* THE TASK:
Find all lines in the records that include the word "technology", and copy them out.
*-*-*
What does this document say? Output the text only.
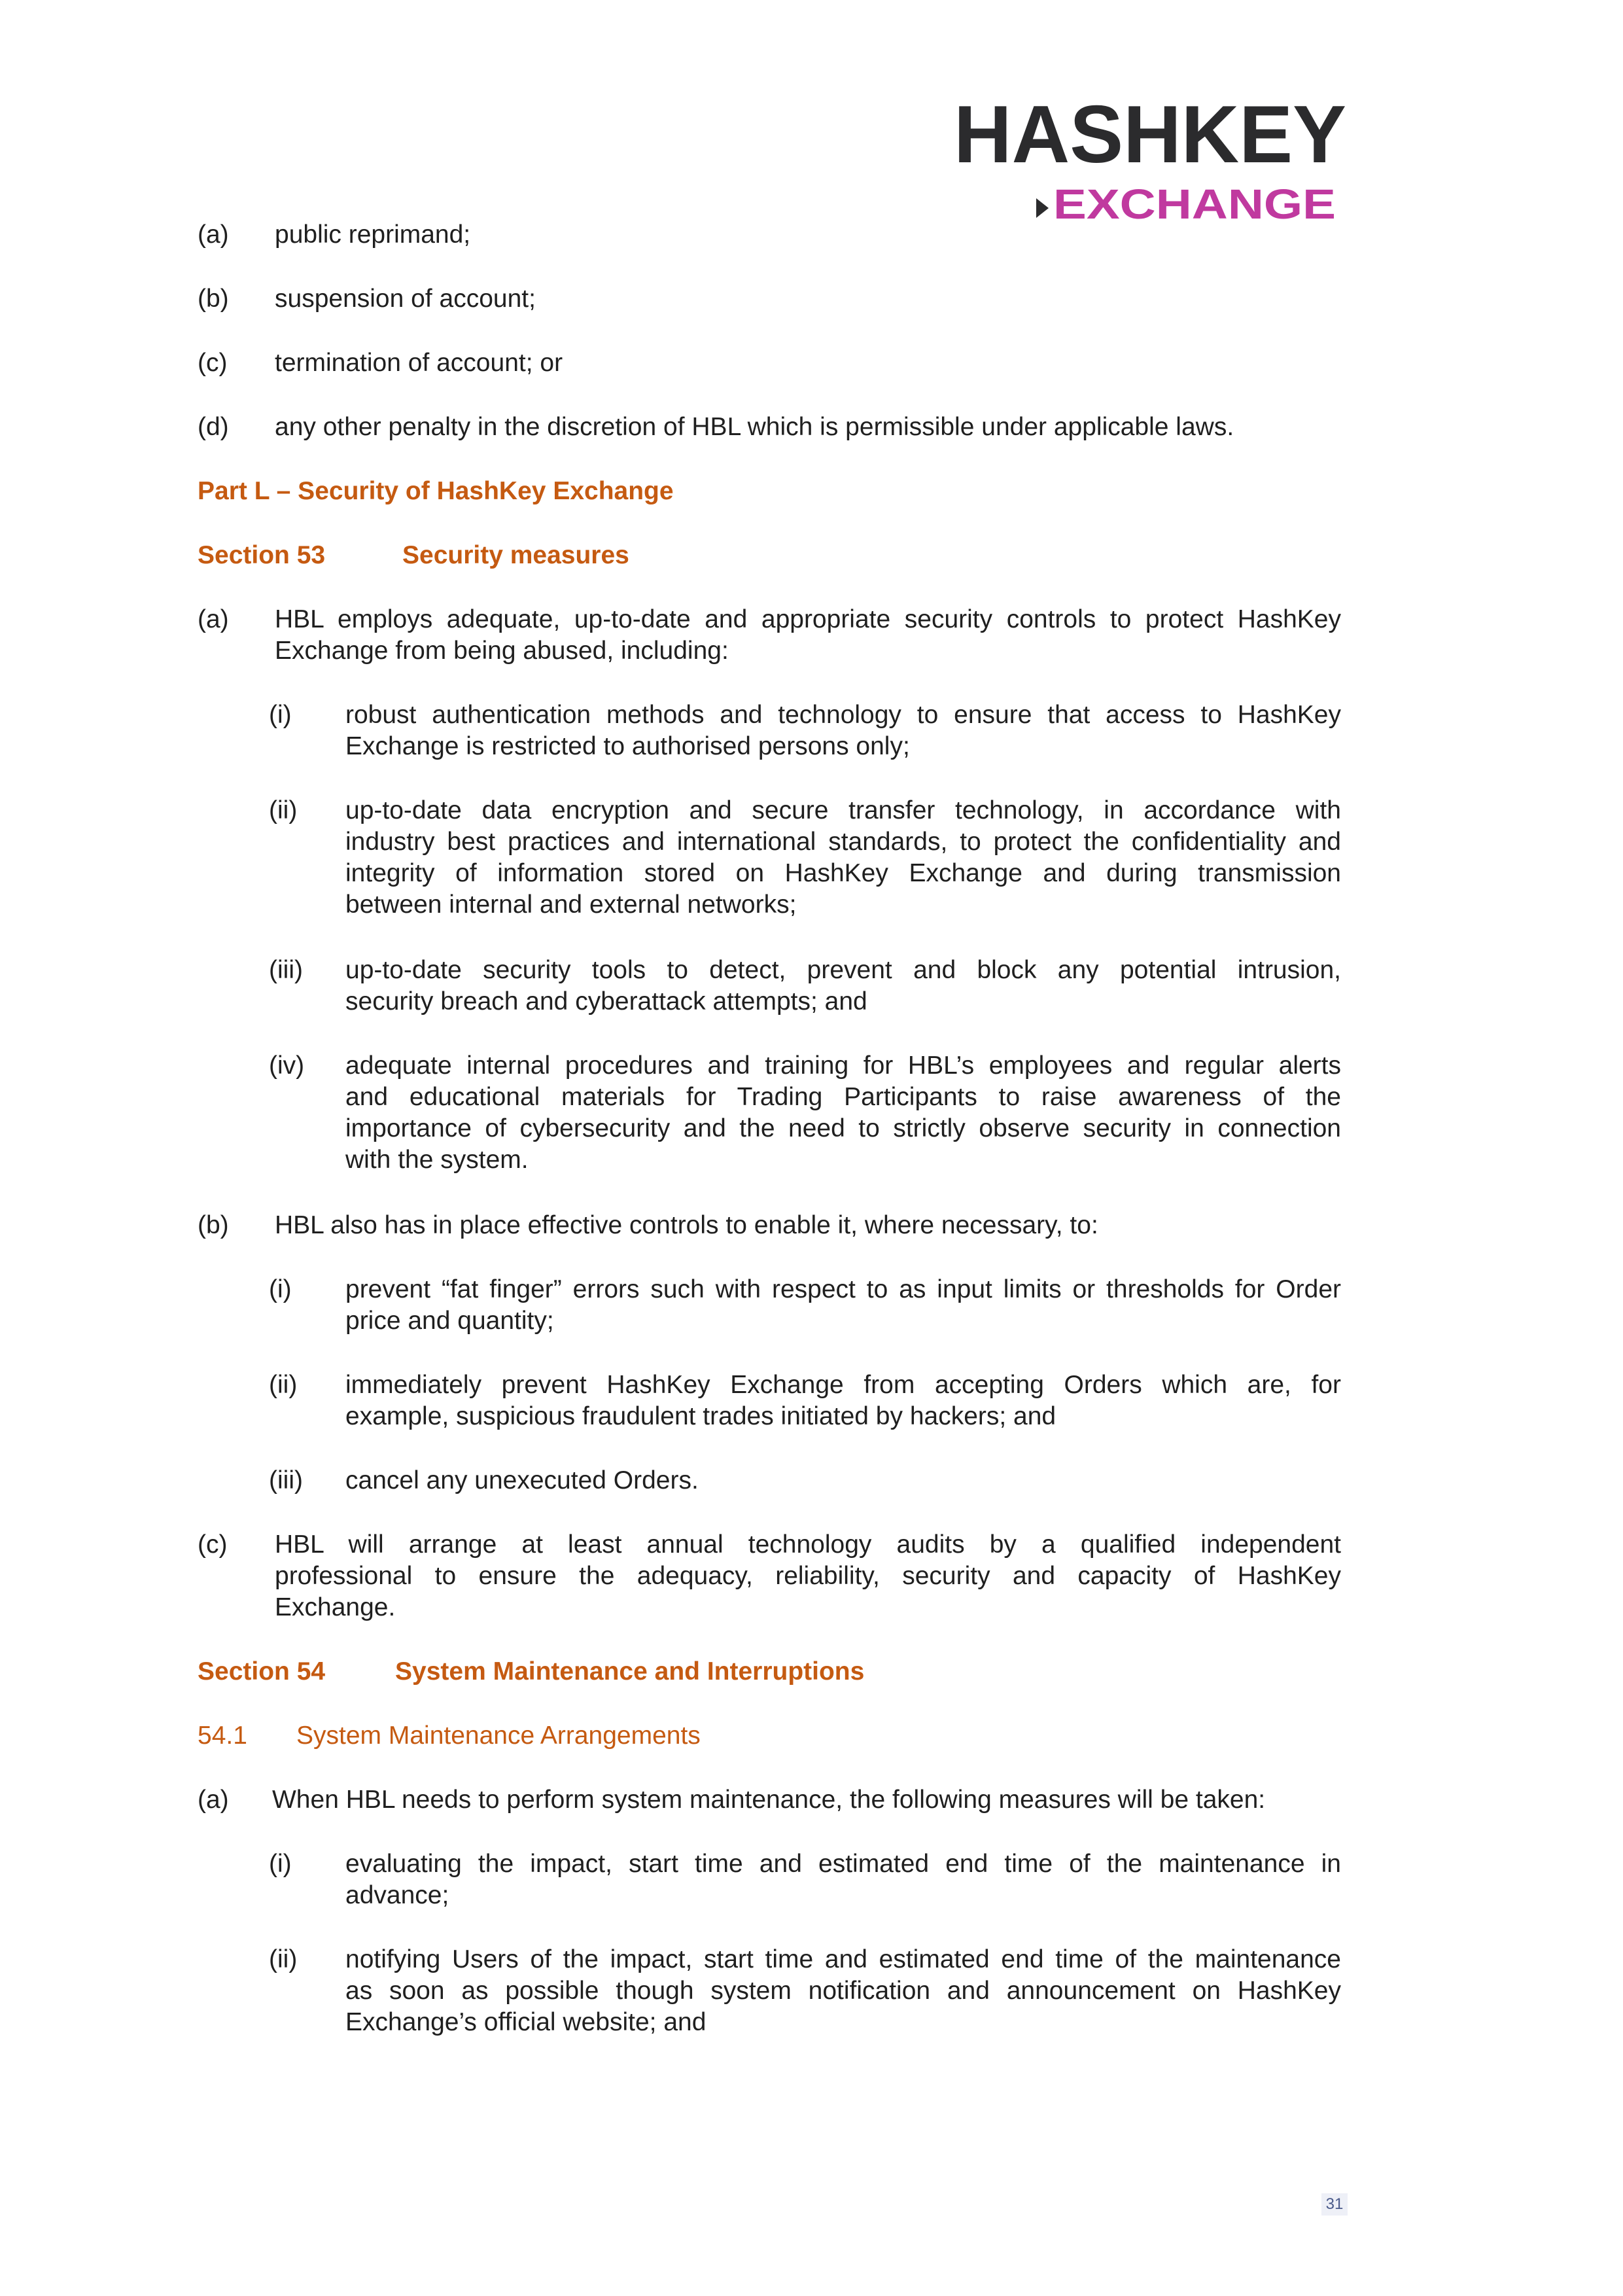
HASHKEY
EXCHANGE
(a) public reprimand;
(b) suspension of account;
(c) termination of account; or
(d) any other penalty in the discretion of HBL which is permissible under applicable laws.
Part L – Security of HashKey Exchange
Section 53	Security measures
(a) HBL employs adequate, up-to-date and appropriate security controls to protect HashKey
Exchange from being abused, including:
(i) robust authentication methods and technology to ensure that access to HashKey
Exchange is restricted to authorised persons only;
(ii) up-to-date data encryption and secure transfer technology, in accordance with
industry best practices and international standards, to protect the confidentiality and
integrity of information stored on HashKey Exchange and during transmission
between internal and external networks;
(iii) up-to-date security tools to detect, prevent and block any potential intrusion,
security breach and cyberattack attempts; and
(iv) adequate internal procedures and training for HBL’s employees and regular alerts
and educational materials for Trading Participants to raise awareness of the
importance of cybersecurity and the need to strictly observe security in connection
with the system.
(b) HBL also has in place effective controls to enable it, where necessary, to:
(i) prevent “fat finger” errors such with respect to as input limits or thresholds for Order
price and quantity;
(ii) immediately prevent HashKey Exchange from accepting Orders which are, for
example, suspicious fraudulent trades initiated by hackers; and
(iii) cancel any unexecuted Orders.
(c) HBL will arrange at least annual technology audits by a qualified independent
professional to ensure the adequacy, reliability, security and capacity of HashKey
Exchange.
Section 54	System Maintenance and Interruptions
54.1 System Maintenance Arrangements
(a) When HBL needs to perform system maintenance, the following measures will be taken:
(i) evaluating the impact, start time and estimated end time of the maintenance in
advance;
(ii) notifying Users of the impact, start time and estimated end time of the maintenance
as soon as possible though system notification and announcement on HashKey
Exchange’s official website; and
31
*-*-*
* TASK SOLUTION:
(i) robust authentication methods and technology to ensure that access to HashKey
(ii) up-to-date data encryption and secure transfer technology, in accordance with
(c) HBL will arrange at least annual technology audits by a qualified independent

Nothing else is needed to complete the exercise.